_EXERCISE DETAILS_:
Search the data for the word "Removable" and copy every line where it occurs.

A run of records
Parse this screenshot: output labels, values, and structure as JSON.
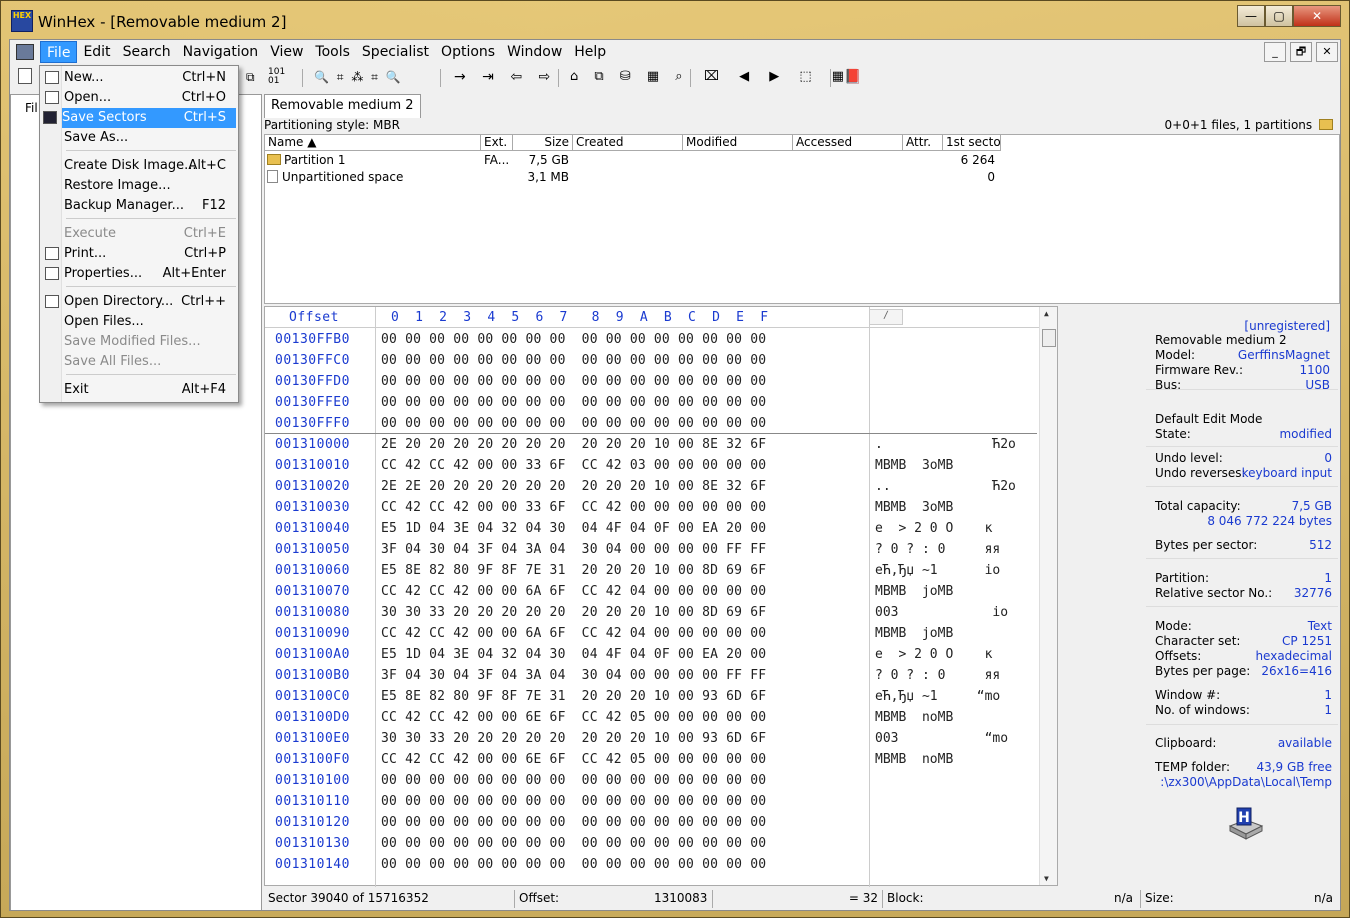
{
  "window": {
    "title": "WinHex - [Removable medium 2]",
    "logo": "HEX",
    "minimize": "—",
    "maximize": "▢",
    "close": "✕"
  },
  "menu": [
    "File",
    "Edit",
    "Search",
    "Navigation",
    "View",
    "Tools",
    "Specialist",
    "Options",
    "Window",
    "Help"
  ],
  "mdi_buttons": {
    "min": "_",
    "restore": "🗗",
    "close": "✕"
  },
  "toolbar": {
    "g1": "⧉",
    "g2": "10101",
    "g3": "🔍 ⌗ ⁂ ⌗ 🔍",
    "g4": "→ ⇥ ⇦ ⇨",
    "g5": "⌂ ⧉ ⛁ ▦ ⌕",
    "g6": "⌧ ◀ ▶ ⬚ ▦",
    "g7": "📕"
  },
  "left_pane": {
    "label": "Fil"
  },
  "tab": "Removable medium 2",
  "partition_info": {
    "style": "Partitioning style: MBR",
    "summary": "0+0+1 files, 1 partitions"
  },
  "ptable": {
    "headers": [
      "Name ▲",
      "Ext.",
      "Size",
      "Created",
      "Modified",
      "Accessed",
      "Attr.",
      "1st sector"
    ],
    "rows": [
      {
        "name": "Partition 1",
        "ext": "FA...",
        "size": "7,5 GB",
        "created": "",
        "modified": "",
        "accessed": "",
        "attr": "",
        "first": "6 264"
      },
      {
        "name": "Unpartitioned space",
        "ext": "",
        "size": "3,1 MB",
        "created": "",
        "modified": "",
        "accessed": "",
        "attr": "",
        "first": "0"
      }
    ]
  },
  "hex": {
    "header": {
      "offset": "Offset",
      "cols": "0  1  2  3  4  5  6  7   8  9  A  B  C  D  E  F",
      "marker": "∕"
    },
    "rows": [
      {
        "off": "00130FFB0",
        "hex": "00 00 00 00 00 00 00 00  00 00 00 00 00 00 00 00",
        "txt": ""
      },
      {
        "off": "00130FFC0",
        "hex": "00 00 00 00 00 00 00 00  00 00 00 00 00 00 00 00",
        "txt": ""
      },
      {
        "off": "00130FFD0",
        "hex": "00 00 00 00 00 00 00 00  00 00 00 00 00 00 00 00",
        "txt": ""
      },
      {
        "off": "00130FFE0",
        "hex": "00 00 00 00 00 00 00 00  00 00 00 00 00 00 00 00",
        "txt": ""
      },
      {
        "off": "00130FFF0",
        "hex": "00 00 00 00 00 00 00 00  00 00 00 00 00 00 00 00",
        "txt": ""
      },
      {
        "off": "001310000",
        "hex": "2E 20 20 20 20 20 20 20  20 20 20 10 00 8E 32 6F",
        "txt": ".              Ћ2o"
      },
      {
        "off": "001310010",
        "hex": "CC 42 CC 42 00 00 33 6F  CC 42 03 00 00 00 00 00",
        "txt": "MBMB  3oMB"
      },
      {
        "off": "001310020",
        "hex": "2E 2E 20 20 20 20 20 20  20 20 20 10 00 8E 32 6F",
        "txt": "..             Ћ2o"
      },
      {
        "off": "001310030",
        "hex": "CC 42 CC 42 00 00 33 6F  CC 42 00 00 00 00 00 00",
        "txt": "MBMB  3oMB"
      },
      {
        "off": "001310040",
        "hex": "E5 1D 04 3E 04 32 04 30  04 4F 04 0F 00 EA 20 00",
        "txt": "e  > 2 0 О    к"
      },
      {
        "off": "001310050",
        "hex": "3F 04 30 04 3F 04 3A 04  30 04 00 00 00 00 FF FF",
        "txt": "? 0 ? : 0     яя"
      },
      {
        "off": "001310060",
        "hex": "E5 8E 82 80 9F 8F 7E 31  20 20 20 10 00 8D 69 6F",
        "txt": "eЋ‚Ђџ ~1      io"
      },
      {
        "off": "001310070",
        "hex": "CC 42 CC 42 00 00 6A 6F  CC 42 04 00 00 00 00 00",
        "txt": "MBMB  joMB"
      },
      {
        "off": "001310080",
        "hex": "30 30 33 20 20 20 20 20  20 20 20 10 00 8D 69 6F",
        "txt": "003            io"
      },
      {
        "off": "001310090",
        "hex": "CC 42 CC 42 00 00 6A 6F  CC 42 04 00 00 00 00 00",
        "txt": "MBMB  joMB"
      },
      {
        "off": "0013100A0",
        "hex": "E5 1D 04 3E 04 32 04 30  04 4F 04 0F 00 EA 20 00",
        "txt": "e  > 2 0 О    к"
      },
      {
        "off": "0013100B0",
        "hex": "3F 04 30 04 3F 04 3A 04  30 04 00 00 00 00 FF FF",
        "txt": "? 0 ? : 0     яя"
      },
      {
        "off": "0013100C0",
        "hex": "E5 8E 82 80 9F 8F 7E 31  20 20 20 10 00 93 6D 6F",
        "txt": "eЋ‚Ђџ ~1     “mo"
      },
      {
        "off": "0013100D0",
        "hex": "CC 42 CC 42 00 00 6E 6F  CC 42 05 00 00 00 00 00",
        "txt": "MBMB  noMB"
      },
      {
        "off": "0013100E0",
        "hex": "30 30 33 20 20 20 20 20  20 20 20 10 00 93 6D 6F",
        "txt": "003           “mo"
      },
      {
        "off": "0013100F0",
        "hex": "CC 42 CC 42 00 00 6E 6F  CC 42 05 00 00 00 00 00",
        "txt": "MBMB  noMB"
      },
      {
        "off": "001310100",
        "hex": "00 00 00 00 00 00 00 00  00 00 00 00 00 00 00 00",
        "txt": ""
      },
      {
        "off": "001310110",
        "hex": "00 00 00 00 00 00 00 00  00 00 00 00 00 00 00 00",
        "txt": ""
      },
      {
        "off": "001310120",
        "hex": "00 00 00 00 00 00 00 00  00 00 00 00 00 00 00 00",
        "txt": ""
      },
      {
        "off": "001310130",
        "hex": "00 00 00 00 00 00 00 00  00 00 00 00 00 00 00 00",
        "txt": ""
      },
      {
        "off": "001310140",
        "hex": "00 00 00 00 00 00 00 00  00 00 00 00 00 00 00 00",
        "txt": ""
      }
    ]
  },
  "info": {
    "unregistered": "[unregistered]",
    "device": "Removable medium 2",
    "model_l": "Model:",
    "model_v": "GerffinsMagnet",
    "fw_l": "Firmware Rev.:",
    "fw_v": "1100",
    "bus_l": "Bus:",
    "bus_v": "USB",
    "editmode": "Default Edit Mode",
    "state_l": "State:",
    "state_v": "modified",
    "undo_l": "Undo level:",
    "undo_v": "0",
    "undorev_l": "Undo reverses:",
    "undorev_v": "keyboard input",
    "cap_l": "Total capacity:",
    "cap_v": "7,5 GB",
    "cap_bytes": "8 046 772 224 bytes",
    "bps_l": "Bytes per sector:",
    "bps_v": "512",
    "part_l": "Partition:",
    "part_v": "1",
    "rel_l": "Relative sector No.:",
    "rel_v": "32776",
    "mode_l": "Mode:",
    "mode_v": "Text",
    "cs_l": "Character set:",
    "cs_v": "CP 1251",
    "offs_l": "Offsets:",
    "offs_v": "hexadecimal",
    "bpp_l": "Bytes per page:",
    "bpp_v": "26x16=416",
    "win_l": "Window #:",
    "win_v": "1",
    "nwin_l": "No. of windows:",
    "nwin_v": "1",
    "clip_l": "Clipboard:",
    "clip_v": "available",
    "temp_l": "TEMP folder:",
    "temp_v": "43,9 GB free",
    "temp_path": ":\\zx300\\AppData\\Local\\Temp"
  },
  "status": {
    "sector": "Sector 39040 of 15716352",
    "offset_l": "Offset:",
    "offset_v": "1310083",
    "eq": "= 32",
    "block_l": "Block:",
    "block_v": "n/a",
    "size_l": "Size:",
    "size_v": "n/a"
  },
  "file_menu": [
    {
      "label": "New...",
      "key": "Ctrl+N",
      "dis": false
    },
    {
      "label": "Open...",
      "key": "Ctrl+O",
      "dis": false
    },
    {
      "label": "Save Sectors",
      "key": "Ctrl+S",
      "dis": false,
      "hl": true
    },
    {
      "label": "Save As...",
      "key": "",
      "dis": false
    },
    {
      "label": "Create Disk Image...",
      "key": "Alt+C",
      "dis": false
    },
    {
      "label": "Restore Image...",
      "key": "",
      "dis": false
    },
    {
      "label": "Backup Manager...",
      "key": "F12",
      "dis": false
    },
    {
      "label": "Execute",
      "key": "Ctrl+E",
      "dis": true
    },
    {
      "label": "Print...",
      "key": "Ctrl+P",
      "dis": false
    },
    {
      "label": "Properties...",
      "key": "Alt+Enter",
      "dis": false
    },
    {
      "label": "Open Directory...",
      "key": "Ctrl++",
      "dis": false
    },
    {
      "label": "Open Files...",
      "key": "",
      "dis": false
    },
    {
      "label": "Save Modified Files...",
      "key": "",
      "dis": true
    },
    {
      "label": "Save All Files...",
      "key": "",
      "dis": true
    },
    {
      "label": "Exit",
      "key": "Alt+F4",
      "dis": false
    }
  ]
}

_THE REPLY_:
    "title": "WinHex - [Removable medium 2]",
  "tab": "Removable medium 2",
    "device": "Removable medium 2",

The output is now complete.